- [BRIEF]: Count every line of the material that holds the string "other". Respond with the total only.

- [EXTRACTED RECORDS]:

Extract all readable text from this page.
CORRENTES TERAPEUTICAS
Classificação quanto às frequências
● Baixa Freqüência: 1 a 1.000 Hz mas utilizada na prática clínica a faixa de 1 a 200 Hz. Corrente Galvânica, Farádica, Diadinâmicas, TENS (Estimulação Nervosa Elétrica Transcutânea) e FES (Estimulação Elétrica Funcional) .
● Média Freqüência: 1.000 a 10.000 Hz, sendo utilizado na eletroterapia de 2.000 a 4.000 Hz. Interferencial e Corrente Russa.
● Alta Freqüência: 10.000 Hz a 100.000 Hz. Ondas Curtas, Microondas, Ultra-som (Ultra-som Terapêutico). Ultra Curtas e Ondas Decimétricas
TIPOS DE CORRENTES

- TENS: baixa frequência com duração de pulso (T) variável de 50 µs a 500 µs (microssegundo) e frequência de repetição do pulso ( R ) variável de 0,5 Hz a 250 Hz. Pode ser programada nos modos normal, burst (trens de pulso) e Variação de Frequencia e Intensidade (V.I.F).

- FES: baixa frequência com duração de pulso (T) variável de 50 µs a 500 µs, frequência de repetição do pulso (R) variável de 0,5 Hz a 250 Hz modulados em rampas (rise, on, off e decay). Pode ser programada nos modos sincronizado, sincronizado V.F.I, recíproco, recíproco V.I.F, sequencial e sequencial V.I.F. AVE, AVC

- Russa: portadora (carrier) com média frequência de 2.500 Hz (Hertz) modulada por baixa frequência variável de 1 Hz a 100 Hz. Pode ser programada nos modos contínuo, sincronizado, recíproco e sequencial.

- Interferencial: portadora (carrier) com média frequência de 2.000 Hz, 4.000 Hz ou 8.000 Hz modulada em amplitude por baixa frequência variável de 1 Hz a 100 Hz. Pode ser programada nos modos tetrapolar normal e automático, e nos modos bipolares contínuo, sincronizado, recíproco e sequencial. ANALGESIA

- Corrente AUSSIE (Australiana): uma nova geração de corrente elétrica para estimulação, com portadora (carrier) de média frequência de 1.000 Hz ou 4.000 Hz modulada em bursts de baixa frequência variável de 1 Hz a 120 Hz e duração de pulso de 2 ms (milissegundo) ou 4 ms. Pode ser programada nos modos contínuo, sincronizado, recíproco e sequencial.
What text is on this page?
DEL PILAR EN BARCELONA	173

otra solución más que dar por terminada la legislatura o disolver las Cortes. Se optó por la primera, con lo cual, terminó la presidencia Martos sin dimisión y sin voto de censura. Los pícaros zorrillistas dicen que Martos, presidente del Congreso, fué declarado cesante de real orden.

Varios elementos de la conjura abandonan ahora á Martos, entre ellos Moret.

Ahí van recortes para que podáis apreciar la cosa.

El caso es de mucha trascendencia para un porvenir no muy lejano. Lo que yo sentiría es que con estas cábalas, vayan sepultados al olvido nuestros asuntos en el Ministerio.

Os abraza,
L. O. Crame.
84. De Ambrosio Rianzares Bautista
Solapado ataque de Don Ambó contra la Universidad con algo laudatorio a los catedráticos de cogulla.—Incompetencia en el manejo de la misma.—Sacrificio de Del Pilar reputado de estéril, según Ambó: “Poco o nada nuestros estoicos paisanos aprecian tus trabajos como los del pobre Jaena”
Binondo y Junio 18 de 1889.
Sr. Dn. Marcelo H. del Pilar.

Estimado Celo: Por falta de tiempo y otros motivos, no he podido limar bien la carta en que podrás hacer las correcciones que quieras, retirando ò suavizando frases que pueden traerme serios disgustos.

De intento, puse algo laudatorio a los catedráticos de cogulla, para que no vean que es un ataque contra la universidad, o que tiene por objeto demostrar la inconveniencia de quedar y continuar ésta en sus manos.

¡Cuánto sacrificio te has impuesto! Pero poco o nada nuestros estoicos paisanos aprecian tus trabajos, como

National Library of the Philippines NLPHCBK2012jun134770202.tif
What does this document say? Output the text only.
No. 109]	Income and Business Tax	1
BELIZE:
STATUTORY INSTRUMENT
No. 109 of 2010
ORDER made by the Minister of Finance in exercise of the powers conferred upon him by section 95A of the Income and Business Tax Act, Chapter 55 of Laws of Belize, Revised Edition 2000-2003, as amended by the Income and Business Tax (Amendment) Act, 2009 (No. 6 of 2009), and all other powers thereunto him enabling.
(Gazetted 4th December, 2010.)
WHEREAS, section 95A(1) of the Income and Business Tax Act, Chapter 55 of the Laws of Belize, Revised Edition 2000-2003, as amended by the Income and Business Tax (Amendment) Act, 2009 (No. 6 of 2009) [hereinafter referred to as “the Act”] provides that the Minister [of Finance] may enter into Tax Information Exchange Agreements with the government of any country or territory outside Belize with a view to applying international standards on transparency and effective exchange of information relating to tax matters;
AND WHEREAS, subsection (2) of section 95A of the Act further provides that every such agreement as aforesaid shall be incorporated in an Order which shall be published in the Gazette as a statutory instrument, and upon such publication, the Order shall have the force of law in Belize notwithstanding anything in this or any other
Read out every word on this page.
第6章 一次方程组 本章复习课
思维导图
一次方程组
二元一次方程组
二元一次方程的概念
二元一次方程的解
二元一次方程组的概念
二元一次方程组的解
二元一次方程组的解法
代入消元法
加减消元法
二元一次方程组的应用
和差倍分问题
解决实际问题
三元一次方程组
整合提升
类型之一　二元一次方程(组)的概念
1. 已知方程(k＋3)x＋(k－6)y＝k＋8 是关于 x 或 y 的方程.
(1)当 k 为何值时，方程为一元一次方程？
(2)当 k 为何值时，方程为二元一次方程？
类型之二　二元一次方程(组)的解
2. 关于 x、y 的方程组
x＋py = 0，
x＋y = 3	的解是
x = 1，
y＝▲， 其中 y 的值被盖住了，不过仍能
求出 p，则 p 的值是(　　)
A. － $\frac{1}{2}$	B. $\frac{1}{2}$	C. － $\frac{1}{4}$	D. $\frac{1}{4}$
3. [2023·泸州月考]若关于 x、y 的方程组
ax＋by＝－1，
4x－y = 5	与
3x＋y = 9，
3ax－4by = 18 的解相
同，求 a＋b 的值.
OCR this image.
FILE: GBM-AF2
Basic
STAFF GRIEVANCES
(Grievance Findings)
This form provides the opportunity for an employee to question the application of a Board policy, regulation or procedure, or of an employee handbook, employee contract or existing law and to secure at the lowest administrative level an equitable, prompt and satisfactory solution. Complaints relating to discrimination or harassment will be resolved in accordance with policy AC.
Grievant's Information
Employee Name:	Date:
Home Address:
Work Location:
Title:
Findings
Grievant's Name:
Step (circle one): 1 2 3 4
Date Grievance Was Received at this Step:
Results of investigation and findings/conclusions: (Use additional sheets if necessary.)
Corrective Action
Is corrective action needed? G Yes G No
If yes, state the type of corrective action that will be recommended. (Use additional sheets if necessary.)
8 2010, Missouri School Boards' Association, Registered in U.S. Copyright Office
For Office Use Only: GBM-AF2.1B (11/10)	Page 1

- [PROBLEM SOLUTION]: 2